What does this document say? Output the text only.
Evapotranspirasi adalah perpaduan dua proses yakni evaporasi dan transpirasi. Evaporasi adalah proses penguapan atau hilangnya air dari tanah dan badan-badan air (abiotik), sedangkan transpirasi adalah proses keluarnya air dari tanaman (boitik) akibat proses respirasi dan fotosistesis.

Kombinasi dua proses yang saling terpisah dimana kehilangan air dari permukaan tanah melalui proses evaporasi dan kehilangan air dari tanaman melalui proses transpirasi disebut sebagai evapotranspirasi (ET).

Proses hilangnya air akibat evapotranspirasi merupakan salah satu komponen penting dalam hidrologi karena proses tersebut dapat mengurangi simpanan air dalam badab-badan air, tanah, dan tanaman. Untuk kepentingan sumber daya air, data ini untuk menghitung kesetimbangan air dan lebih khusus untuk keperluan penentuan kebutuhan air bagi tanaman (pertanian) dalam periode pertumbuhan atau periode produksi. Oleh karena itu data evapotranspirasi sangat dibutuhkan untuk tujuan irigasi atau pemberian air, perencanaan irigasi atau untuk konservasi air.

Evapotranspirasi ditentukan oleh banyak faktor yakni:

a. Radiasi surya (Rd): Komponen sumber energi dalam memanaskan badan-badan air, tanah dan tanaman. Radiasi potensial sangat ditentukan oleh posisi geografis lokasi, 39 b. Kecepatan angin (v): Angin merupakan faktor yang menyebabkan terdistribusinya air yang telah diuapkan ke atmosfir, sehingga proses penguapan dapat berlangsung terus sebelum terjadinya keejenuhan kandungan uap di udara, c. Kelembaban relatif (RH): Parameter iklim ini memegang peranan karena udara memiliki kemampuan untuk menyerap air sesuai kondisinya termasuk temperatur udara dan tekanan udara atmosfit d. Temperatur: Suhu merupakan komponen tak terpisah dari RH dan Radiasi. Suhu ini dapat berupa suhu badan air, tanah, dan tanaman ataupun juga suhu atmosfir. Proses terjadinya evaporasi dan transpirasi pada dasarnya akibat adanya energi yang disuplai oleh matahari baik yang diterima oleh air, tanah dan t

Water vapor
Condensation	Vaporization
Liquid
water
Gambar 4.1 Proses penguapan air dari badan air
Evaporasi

* _WHAT TO DO_
Give the material above again, word for word.

* _ANSWER BELOW_
What does this document say? Output the text only.
Evapotranspirasi adalah perpaduan dua proses yakni evaporasi dan transpirasi. Evaporasi adalah proses penguapan atau hilangnya air dari tanah dan badan-badan air (abiotik), sedangkan transpirasi adalah proses keluarnya air dari tanaman (boitik) akibat proses respirasi dan fotosistesis.

Kombinasi dua proses yang saling terpisah dimana kehilangan air dari permukaan tanah melalui proses evaporasi dan kehilangan air dari tanaman melalui proses transpirasi disebut sebagai evapotranspirasi (ET).

Proses hilangnya air akibat evapotranspirasi merupakan salah satu komponen penting dalam hidrologi karena proses tersebut dapat mengurangi simpanan air dalam badab-badan air, tanah, dan tanaman. Untuk kepentingan sumber daya air, data ini untuk menghitung kesetimbangan air dan lebih khusus untuk keperluan penentuan kebutuhan air bagi tanaman (pertanian) dalam periode pertumbuhan atau periode produksi. Oleh karena itu data evapotranspirasi sangat dibutuhkan untuk tujuan irigasi atau pemberian air, perencanaan irigasi atau untuk konservasi air.

Evapotranspirasi ditentukan oleh banyak faktor yakni:

a. Radiasi surya (Rd): Komponen sumber energi dalam memanaskan badan-badan air, tanah dan tanaman. Radiasi potensial sangat ditentukan oleh posisi geografis lokasi, 39 b. Kecepatan angin (v): Angin merupakan faktor yang menyebabkan terdistribusinya air yang telah diuapkan ke atmosfir, sehingga proses penguapan dapat berlangsung terus sebelum terjadinya keejenuhan kandungan uap di udara, c. Kelembaban relatif (RH): Parameter iklim ini memegang peranan karena udara memiliki kemampuan untuk menyerap air sesuai kondisinya termasuk temperatur udara dan tekanan udara atmosfit d. Temperatur: Suhu merupakan komponen tak terpisah dari RH dan Radiasi. Suhu ini dapat berupa suhu badan air, tanah, dan tanaman ataupun juga suhu atmosfir. Proses terjadinya evaporasi dan transpirasi pada dasarnya akibat adanya energi yang disuplai oleh matahari baik yang diterima oleh air, tanah dan t

Water vapor
Condensation	Vaporization
Liquid
water
Gambar 4.1 Proses penguapan air dari badan air
Evaporasi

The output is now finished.